Locate each line of the material that contains "个月内完成", then return it.

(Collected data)
• • •

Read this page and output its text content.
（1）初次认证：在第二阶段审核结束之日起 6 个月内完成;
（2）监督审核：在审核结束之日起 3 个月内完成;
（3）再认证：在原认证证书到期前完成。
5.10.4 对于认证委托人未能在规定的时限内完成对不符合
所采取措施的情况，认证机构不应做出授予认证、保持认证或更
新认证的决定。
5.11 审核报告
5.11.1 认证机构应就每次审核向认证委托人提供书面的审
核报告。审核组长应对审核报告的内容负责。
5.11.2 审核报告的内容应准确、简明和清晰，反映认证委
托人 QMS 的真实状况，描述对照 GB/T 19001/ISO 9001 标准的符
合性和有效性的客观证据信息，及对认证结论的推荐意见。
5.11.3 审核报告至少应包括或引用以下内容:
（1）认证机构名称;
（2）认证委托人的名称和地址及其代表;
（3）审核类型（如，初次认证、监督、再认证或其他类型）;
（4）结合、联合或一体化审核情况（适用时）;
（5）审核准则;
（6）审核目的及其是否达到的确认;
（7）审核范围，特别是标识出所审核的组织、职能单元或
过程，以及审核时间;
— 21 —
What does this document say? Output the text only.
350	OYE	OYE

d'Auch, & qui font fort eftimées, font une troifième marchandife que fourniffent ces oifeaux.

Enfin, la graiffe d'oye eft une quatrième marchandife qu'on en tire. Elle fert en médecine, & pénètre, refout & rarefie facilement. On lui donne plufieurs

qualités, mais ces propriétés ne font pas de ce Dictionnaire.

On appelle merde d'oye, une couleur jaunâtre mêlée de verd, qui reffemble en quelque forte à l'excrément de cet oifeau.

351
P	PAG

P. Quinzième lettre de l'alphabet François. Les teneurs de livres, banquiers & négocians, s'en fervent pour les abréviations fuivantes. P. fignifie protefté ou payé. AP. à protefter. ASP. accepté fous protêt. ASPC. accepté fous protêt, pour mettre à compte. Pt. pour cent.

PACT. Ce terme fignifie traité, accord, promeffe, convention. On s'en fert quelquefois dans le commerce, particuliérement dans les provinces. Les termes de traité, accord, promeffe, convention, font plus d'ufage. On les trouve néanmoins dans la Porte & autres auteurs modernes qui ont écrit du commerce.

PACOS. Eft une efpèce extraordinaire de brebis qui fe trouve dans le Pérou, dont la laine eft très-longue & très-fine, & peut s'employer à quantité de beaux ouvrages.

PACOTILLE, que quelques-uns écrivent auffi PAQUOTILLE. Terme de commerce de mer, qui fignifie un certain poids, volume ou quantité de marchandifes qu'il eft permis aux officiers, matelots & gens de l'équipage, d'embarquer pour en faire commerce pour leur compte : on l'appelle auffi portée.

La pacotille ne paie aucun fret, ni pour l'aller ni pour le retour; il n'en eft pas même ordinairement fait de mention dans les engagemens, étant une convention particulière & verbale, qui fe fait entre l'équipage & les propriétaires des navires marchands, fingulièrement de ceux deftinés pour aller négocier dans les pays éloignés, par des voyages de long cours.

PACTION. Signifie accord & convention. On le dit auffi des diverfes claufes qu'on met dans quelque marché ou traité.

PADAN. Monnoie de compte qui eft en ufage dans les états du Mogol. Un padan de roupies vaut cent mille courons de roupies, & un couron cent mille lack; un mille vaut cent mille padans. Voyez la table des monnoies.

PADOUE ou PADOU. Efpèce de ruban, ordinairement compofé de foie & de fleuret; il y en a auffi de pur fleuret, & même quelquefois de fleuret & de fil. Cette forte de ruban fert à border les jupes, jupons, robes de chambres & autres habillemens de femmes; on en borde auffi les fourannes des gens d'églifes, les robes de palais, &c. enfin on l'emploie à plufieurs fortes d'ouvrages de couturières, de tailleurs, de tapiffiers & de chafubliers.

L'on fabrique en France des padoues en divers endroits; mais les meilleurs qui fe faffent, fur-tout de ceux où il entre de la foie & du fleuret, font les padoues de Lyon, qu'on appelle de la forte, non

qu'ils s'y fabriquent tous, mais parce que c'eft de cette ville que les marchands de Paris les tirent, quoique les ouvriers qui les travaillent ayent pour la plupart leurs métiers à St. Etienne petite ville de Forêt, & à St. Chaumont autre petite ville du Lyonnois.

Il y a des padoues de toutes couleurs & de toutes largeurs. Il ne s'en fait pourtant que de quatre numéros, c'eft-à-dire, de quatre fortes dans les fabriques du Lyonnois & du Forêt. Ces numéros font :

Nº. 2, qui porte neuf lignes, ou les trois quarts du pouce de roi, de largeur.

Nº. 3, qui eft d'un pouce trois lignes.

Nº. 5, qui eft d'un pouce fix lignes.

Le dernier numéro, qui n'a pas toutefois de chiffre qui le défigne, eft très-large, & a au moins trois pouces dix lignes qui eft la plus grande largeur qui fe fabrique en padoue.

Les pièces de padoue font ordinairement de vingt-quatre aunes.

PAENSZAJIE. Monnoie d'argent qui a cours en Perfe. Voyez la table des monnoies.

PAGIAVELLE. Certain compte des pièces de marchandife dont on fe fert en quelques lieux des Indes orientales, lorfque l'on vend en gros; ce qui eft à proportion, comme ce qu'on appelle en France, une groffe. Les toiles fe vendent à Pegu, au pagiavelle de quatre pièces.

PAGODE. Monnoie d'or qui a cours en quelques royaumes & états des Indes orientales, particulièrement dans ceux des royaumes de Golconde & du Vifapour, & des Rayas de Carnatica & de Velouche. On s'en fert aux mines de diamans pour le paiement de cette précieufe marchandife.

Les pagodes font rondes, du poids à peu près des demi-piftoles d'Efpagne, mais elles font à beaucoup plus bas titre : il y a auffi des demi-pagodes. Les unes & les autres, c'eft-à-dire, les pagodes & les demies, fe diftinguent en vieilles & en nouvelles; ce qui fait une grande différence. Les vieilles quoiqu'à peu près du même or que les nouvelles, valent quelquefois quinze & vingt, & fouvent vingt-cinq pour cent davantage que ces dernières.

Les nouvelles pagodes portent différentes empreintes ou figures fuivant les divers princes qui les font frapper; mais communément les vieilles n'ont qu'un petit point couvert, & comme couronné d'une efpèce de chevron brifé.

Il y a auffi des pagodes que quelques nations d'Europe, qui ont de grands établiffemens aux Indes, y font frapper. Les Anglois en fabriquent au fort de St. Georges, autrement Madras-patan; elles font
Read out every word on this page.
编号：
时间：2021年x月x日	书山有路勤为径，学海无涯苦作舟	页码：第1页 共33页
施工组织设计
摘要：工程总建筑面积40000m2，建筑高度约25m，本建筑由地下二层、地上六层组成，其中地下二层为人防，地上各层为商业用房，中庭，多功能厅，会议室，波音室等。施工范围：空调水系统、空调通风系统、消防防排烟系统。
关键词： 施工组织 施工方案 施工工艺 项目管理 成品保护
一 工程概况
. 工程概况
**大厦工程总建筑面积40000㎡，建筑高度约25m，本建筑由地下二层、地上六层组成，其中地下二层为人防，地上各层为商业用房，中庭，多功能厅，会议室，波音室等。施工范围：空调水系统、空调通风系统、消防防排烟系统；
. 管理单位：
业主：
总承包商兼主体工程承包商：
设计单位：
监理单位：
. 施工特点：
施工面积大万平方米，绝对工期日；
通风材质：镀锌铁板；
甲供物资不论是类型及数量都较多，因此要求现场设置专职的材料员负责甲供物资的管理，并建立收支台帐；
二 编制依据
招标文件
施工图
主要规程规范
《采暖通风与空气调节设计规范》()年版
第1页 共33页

• • •

** ANSWER FOR THIS EXERCISE **
（1）初次认证：在第二阶段审核结束之日起 6 个月内完成;
（2）监督审核：在审核结束之日起 3 个月内完成;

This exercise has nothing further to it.